Find the string "should" in the records. Copy every line it appears in.
── Data provided
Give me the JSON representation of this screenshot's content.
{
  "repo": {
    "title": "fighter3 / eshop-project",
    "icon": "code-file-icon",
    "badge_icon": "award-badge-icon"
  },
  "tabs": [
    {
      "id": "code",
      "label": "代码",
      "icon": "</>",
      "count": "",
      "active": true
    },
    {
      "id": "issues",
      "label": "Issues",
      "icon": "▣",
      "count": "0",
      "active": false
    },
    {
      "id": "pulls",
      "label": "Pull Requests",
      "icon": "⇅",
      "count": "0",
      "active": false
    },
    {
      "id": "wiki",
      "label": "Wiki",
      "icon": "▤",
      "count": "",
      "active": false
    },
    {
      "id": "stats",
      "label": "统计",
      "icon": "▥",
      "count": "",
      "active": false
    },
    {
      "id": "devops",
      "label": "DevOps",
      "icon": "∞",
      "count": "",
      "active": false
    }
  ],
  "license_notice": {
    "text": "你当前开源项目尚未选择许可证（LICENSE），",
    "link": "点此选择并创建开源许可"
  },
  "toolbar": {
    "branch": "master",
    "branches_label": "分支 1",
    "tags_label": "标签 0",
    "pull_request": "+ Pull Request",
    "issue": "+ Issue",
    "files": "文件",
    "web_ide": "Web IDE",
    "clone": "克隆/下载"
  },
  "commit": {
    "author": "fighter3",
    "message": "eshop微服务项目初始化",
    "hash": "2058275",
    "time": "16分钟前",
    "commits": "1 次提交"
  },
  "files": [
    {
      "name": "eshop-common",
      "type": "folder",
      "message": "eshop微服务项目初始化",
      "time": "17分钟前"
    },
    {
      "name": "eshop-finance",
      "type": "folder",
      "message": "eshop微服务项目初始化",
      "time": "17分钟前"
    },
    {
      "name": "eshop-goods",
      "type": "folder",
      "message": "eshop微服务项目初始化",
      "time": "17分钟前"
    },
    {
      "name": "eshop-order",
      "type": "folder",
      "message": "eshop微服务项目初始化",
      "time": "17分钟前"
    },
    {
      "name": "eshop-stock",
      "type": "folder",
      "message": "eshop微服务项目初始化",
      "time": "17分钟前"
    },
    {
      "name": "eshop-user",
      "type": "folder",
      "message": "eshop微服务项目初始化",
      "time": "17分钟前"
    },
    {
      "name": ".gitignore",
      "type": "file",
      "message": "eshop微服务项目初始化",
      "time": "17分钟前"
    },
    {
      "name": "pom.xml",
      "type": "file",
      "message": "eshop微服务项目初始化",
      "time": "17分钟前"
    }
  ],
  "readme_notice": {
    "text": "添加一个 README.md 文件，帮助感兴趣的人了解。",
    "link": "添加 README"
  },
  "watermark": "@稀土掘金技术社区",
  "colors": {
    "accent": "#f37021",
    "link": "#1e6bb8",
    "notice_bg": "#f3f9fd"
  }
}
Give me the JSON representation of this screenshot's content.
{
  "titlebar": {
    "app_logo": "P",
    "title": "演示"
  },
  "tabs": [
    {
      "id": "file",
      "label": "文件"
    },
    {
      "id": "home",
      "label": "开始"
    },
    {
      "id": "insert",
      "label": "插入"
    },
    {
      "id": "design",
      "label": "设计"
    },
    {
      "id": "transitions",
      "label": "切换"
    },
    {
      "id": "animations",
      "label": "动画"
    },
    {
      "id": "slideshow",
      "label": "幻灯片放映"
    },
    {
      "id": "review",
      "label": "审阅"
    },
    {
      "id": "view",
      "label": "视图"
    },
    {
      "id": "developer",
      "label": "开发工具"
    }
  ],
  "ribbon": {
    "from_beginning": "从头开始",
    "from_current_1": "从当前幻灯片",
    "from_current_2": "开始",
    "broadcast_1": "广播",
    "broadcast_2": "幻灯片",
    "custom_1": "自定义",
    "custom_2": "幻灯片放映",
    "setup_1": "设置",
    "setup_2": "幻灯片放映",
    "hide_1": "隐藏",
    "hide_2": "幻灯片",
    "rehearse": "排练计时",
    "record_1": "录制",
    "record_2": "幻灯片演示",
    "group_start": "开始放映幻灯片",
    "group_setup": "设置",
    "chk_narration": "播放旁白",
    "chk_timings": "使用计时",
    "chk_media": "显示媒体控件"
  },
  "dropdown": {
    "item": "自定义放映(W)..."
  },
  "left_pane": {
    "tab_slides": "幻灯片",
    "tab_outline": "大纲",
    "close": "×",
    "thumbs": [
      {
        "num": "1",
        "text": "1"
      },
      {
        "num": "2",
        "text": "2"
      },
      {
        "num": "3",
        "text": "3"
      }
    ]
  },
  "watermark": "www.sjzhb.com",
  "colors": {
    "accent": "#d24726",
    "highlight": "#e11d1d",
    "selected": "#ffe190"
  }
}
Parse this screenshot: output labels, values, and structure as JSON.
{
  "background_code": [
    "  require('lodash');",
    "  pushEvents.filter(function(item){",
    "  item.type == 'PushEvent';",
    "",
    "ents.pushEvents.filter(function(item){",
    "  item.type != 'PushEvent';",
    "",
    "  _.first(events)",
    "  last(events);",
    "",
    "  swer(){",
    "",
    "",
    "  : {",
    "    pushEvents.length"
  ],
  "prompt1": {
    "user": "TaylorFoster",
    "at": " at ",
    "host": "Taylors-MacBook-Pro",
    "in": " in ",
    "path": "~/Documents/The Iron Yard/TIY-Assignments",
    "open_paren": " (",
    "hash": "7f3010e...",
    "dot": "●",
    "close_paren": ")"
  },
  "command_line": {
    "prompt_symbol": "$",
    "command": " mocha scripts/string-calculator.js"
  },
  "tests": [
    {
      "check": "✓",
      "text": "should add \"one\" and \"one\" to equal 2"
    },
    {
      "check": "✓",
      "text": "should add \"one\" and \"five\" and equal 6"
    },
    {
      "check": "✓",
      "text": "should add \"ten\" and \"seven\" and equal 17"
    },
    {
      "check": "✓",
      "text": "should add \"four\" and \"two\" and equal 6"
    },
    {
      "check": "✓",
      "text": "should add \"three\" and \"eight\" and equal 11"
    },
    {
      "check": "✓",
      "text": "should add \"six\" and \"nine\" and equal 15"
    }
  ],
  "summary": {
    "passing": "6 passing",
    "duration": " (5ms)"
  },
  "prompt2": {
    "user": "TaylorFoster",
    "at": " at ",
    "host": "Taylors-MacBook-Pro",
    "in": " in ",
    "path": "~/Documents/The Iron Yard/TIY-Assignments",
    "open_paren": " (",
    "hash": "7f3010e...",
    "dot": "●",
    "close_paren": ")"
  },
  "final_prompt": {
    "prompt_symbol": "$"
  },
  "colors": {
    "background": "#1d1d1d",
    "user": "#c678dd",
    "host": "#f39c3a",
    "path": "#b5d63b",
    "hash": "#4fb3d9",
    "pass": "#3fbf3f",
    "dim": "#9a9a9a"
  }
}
────
── Data provided
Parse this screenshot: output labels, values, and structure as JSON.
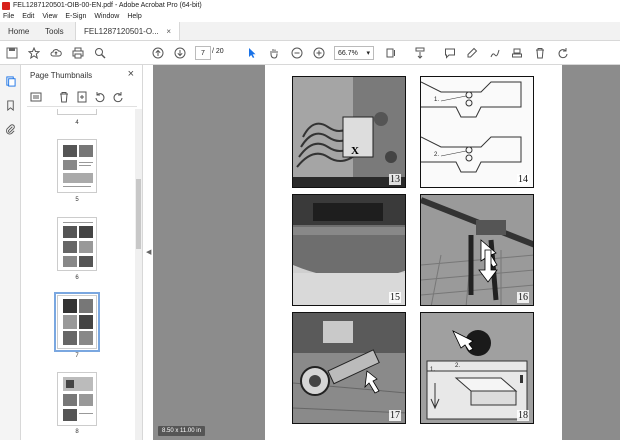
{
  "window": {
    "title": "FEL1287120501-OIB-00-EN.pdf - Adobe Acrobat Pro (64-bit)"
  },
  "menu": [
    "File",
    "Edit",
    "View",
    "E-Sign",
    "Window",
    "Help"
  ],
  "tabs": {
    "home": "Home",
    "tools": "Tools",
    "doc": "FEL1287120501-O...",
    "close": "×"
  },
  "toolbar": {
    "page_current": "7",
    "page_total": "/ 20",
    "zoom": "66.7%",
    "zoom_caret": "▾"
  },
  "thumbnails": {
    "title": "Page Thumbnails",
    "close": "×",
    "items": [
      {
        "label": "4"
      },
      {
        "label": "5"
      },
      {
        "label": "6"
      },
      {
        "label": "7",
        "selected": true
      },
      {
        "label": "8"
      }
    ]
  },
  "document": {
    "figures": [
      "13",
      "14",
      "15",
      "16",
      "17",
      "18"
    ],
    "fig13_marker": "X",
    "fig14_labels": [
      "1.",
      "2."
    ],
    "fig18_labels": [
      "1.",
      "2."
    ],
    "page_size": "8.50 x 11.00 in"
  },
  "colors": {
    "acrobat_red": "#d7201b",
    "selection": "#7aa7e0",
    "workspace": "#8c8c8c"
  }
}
────
── Data provided
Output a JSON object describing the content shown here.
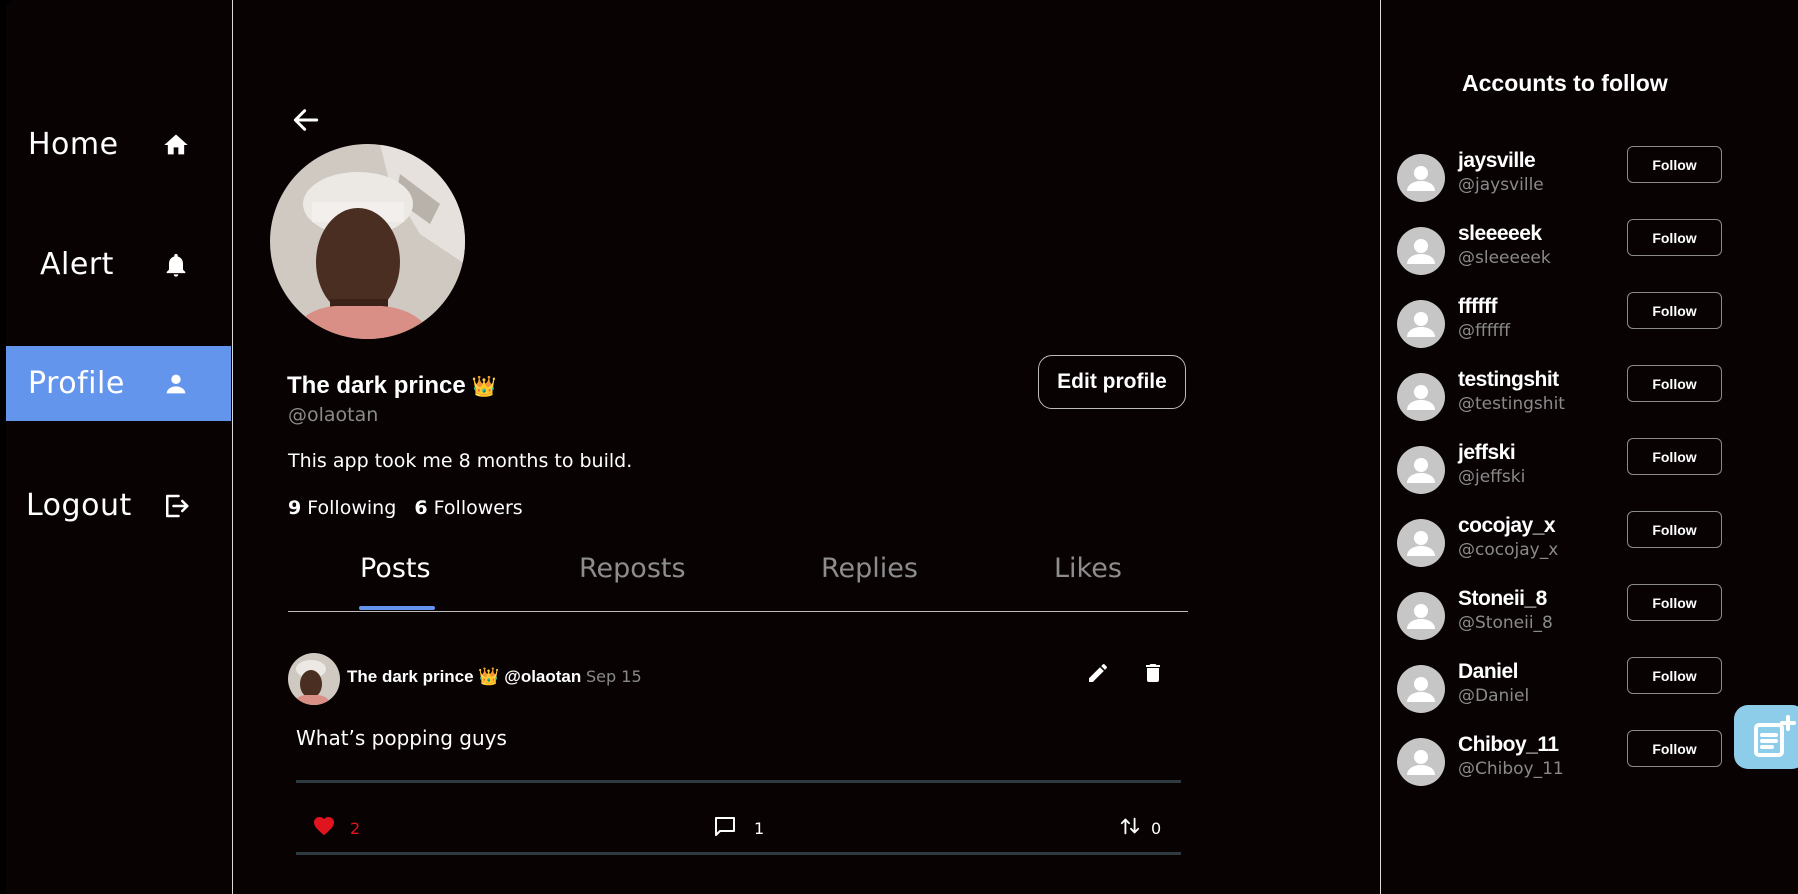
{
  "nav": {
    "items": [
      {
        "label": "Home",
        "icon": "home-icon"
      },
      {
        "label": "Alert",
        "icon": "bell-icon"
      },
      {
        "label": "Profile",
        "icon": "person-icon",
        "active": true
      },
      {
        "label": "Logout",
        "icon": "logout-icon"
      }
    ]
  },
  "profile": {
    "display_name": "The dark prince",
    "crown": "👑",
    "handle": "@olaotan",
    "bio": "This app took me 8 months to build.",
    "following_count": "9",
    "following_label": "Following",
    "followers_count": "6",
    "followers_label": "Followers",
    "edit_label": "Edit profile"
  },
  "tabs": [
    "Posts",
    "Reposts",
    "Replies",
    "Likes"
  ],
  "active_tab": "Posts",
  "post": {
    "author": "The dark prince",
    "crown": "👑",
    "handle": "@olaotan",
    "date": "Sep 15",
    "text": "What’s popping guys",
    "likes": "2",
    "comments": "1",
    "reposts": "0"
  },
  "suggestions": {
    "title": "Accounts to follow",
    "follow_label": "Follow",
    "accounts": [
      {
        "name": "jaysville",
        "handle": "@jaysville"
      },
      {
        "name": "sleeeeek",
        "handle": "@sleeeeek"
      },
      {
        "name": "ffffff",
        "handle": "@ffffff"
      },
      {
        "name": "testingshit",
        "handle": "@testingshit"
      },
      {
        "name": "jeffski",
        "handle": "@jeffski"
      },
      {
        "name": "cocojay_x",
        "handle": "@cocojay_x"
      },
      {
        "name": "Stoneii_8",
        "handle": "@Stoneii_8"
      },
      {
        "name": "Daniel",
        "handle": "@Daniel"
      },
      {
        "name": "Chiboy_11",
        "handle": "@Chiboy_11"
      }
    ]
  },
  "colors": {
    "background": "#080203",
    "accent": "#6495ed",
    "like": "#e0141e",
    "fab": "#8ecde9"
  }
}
────
▸ **Complete output**:
      "text": "should add \"one\" and \"one\" to equal 2"
      "text": "should add \"one\" and \"five\" and equal 6"
      "text": "should add \"ten\" and \"seven\" and equal 17"
      "text": "should add \"four\" and \"two\" and equal 6"
      "text": "should add \"three\" and \"eight\" and equal 11"
      "text": "should add \"six\" and \"nine\" and equal 15"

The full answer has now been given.